- Required task -
In the material below, identify each line bearing the word "frites". Reproduce those lines.
-- START Stored rows --
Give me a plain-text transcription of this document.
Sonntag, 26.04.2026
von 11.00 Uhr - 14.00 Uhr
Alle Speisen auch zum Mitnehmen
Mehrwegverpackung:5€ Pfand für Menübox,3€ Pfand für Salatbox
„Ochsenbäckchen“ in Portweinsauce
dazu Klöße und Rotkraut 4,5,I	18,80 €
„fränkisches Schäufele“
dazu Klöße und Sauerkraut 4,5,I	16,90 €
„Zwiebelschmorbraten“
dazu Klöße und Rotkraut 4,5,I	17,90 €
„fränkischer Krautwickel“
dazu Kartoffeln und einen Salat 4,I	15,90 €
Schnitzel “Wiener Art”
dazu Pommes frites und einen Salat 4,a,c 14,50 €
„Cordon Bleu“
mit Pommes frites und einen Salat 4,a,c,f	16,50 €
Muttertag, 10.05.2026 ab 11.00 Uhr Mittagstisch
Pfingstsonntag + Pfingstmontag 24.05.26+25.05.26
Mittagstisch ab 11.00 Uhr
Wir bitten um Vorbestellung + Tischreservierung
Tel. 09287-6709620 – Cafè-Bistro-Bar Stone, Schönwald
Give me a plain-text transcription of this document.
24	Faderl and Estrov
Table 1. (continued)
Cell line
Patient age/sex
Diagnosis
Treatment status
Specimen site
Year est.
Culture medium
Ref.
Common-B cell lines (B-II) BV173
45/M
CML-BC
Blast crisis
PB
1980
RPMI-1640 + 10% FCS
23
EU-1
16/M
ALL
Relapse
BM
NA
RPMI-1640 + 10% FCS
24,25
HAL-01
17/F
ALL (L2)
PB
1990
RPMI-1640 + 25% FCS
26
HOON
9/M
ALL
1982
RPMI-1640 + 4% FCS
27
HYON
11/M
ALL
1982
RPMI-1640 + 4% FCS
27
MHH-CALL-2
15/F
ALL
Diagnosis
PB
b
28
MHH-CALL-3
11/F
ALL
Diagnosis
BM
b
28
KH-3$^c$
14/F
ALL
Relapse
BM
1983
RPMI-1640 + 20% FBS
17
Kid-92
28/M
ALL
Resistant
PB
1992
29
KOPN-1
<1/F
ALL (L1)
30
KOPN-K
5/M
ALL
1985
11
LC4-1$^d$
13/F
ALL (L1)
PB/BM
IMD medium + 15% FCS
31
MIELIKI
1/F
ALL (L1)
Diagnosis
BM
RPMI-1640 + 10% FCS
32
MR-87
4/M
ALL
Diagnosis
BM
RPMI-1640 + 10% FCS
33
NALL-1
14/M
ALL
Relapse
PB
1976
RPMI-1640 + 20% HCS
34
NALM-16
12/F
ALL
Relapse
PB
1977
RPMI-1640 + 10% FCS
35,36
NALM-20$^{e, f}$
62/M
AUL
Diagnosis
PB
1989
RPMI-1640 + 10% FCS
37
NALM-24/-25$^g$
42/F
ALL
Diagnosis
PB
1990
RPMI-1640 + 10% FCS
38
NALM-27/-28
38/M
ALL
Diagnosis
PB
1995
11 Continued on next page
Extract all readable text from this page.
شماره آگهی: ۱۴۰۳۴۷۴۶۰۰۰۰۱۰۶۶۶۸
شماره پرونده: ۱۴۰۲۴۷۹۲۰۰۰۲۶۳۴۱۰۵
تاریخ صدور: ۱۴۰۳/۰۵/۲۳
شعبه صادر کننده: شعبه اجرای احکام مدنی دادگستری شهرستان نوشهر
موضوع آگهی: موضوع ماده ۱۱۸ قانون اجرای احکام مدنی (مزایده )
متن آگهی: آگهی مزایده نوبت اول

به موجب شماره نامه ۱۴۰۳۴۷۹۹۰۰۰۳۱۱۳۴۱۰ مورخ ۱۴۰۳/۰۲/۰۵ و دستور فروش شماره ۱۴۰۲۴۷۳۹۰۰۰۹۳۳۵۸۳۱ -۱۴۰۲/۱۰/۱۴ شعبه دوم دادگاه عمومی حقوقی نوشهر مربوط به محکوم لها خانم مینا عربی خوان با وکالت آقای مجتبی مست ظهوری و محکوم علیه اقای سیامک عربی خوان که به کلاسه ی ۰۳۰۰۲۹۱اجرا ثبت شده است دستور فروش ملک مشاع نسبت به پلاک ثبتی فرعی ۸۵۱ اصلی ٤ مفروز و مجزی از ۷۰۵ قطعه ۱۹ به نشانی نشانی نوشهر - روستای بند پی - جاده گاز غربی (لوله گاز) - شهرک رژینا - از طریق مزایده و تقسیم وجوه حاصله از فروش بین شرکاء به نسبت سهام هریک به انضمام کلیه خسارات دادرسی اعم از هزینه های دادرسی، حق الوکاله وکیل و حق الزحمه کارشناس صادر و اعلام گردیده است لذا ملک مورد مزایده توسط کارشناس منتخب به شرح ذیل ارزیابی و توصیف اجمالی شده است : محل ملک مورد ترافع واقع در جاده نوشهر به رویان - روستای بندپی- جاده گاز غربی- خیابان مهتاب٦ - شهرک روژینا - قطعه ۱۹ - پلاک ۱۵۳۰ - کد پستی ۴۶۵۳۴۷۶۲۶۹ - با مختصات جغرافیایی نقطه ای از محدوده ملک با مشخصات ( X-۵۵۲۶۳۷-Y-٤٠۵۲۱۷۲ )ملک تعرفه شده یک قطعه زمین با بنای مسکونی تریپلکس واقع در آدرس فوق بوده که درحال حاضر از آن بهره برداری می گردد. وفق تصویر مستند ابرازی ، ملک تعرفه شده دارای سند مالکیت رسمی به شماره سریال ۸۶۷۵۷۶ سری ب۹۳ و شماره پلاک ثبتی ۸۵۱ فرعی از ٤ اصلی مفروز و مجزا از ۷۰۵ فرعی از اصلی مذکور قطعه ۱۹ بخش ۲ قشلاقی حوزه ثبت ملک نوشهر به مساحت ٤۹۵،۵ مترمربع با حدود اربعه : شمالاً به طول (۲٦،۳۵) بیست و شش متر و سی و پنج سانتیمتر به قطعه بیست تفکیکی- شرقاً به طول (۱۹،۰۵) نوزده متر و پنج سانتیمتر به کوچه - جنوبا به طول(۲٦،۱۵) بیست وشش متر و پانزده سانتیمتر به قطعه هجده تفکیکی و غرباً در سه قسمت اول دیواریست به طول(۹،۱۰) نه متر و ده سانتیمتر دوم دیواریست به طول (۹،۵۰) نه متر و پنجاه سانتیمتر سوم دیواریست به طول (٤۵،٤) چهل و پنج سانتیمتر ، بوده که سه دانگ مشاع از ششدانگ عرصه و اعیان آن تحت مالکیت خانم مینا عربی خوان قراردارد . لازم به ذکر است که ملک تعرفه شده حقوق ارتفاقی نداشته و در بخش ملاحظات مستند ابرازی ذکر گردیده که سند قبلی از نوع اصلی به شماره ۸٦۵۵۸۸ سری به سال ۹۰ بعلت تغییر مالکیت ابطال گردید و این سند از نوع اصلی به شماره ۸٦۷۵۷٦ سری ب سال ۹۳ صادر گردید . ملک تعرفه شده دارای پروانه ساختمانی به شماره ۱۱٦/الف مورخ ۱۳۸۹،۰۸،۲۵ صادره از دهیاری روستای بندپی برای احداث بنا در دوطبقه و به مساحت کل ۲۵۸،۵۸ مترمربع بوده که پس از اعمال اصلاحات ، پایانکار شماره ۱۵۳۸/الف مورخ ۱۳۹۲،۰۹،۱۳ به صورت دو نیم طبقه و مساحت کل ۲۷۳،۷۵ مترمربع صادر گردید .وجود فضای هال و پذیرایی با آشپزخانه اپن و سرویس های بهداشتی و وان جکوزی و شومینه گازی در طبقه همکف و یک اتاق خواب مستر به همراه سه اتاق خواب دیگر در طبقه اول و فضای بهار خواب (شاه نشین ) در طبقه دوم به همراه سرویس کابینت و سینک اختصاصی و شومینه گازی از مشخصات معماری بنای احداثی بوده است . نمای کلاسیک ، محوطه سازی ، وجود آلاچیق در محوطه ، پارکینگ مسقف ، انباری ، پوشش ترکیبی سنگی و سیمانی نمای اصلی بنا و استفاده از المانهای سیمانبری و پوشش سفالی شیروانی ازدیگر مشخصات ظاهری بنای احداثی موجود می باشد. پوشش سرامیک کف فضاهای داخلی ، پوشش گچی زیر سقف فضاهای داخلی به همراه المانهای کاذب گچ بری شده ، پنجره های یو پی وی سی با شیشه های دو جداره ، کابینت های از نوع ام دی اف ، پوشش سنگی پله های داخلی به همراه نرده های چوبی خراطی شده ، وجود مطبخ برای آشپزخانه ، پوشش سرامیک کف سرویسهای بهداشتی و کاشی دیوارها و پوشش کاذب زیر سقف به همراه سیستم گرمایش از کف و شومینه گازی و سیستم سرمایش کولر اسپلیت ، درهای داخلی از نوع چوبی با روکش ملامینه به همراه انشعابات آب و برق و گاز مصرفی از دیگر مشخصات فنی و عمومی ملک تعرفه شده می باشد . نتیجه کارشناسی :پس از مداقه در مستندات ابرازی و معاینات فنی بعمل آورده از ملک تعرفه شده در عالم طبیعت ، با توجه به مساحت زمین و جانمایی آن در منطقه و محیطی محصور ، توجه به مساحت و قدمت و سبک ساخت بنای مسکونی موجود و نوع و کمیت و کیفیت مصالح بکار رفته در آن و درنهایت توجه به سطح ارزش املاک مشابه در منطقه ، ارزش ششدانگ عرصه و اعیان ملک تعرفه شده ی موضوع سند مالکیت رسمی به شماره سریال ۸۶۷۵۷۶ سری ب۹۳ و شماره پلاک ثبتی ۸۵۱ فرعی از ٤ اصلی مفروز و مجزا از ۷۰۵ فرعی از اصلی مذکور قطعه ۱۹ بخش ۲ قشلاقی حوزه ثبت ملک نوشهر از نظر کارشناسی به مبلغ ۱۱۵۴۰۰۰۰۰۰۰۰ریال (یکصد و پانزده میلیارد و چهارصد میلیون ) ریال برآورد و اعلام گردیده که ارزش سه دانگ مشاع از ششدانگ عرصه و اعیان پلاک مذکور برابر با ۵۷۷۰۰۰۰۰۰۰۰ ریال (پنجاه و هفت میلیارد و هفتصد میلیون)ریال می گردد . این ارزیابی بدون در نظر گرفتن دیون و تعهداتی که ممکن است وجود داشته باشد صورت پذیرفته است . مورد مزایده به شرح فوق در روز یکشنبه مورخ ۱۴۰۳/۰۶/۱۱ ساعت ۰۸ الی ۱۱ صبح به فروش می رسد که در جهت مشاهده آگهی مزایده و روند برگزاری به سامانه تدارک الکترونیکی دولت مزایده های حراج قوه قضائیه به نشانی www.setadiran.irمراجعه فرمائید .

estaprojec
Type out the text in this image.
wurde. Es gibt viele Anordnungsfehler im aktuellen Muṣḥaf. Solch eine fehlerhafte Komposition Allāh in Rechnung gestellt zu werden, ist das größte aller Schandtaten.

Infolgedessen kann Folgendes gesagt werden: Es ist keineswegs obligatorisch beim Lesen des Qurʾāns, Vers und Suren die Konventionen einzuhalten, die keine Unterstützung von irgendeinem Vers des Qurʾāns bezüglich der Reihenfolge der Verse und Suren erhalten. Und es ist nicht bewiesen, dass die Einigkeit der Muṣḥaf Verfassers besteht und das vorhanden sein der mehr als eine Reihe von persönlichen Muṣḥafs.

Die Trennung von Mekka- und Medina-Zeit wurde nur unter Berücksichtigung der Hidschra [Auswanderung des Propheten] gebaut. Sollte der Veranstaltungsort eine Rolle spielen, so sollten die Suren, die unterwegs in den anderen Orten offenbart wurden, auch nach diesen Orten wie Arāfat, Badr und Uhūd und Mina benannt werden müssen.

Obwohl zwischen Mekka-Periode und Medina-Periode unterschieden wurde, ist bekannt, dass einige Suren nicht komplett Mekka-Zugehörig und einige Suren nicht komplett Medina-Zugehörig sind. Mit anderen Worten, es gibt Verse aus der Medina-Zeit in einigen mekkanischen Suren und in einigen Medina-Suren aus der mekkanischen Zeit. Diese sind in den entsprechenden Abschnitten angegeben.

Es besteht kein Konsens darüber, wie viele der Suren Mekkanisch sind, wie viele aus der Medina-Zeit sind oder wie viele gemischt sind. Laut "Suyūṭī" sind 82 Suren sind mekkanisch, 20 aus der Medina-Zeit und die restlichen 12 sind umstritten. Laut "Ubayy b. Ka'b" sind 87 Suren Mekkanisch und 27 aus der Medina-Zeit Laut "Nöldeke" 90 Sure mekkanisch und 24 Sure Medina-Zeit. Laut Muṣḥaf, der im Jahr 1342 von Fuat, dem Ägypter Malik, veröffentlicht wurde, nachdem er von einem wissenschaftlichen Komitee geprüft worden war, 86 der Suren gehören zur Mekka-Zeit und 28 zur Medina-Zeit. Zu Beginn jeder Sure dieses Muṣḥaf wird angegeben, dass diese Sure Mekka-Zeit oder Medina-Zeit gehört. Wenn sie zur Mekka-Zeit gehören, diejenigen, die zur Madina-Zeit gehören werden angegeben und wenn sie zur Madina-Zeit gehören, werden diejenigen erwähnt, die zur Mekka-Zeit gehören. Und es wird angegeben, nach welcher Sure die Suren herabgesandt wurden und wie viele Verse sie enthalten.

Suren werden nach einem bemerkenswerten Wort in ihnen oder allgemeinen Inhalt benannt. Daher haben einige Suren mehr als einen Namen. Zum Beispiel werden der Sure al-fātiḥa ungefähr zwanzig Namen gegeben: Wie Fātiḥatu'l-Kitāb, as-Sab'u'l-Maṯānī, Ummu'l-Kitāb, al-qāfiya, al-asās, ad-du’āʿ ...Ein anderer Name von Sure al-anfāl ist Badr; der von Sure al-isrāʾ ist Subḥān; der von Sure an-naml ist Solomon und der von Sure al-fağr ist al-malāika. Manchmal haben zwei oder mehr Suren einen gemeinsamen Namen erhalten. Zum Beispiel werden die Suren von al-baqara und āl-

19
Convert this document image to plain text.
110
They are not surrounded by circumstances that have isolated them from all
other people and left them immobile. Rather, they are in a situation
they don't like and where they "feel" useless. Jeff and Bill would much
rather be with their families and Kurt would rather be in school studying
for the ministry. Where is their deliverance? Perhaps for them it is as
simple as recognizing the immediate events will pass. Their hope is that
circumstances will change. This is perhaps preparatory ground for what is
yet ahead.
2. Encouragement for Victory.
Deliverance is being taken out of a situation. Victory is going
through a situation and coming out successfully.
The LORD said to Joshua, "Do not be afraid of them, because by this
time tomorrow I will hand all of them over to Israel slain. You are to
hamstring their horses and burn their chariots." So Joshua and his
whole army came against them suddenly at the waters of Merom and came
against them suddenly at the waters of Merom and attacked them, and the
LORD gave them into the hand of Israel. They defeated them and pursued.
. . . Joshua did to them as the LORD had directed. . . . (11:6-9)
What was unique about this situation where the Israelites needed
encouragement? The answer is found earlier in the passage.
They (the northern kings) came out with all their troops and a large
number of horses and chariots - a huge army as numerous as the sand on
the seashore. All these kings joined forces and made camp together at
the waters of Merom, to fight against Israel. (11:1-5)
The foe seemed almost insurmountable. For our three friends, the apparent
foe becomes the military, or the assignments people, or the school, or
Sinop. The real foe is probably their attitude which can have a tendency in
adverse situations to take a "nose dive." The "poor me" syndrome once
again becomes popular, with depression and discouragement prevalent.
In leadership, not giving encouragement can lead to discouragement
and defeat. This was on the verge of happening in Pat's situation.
-- END Stored rows --
- Full answer -
dazu Pommes frites und einen Salat 4,a,c 14,50 €
mit Pommes frites und einen Salat 4,a,c,f	16,50 €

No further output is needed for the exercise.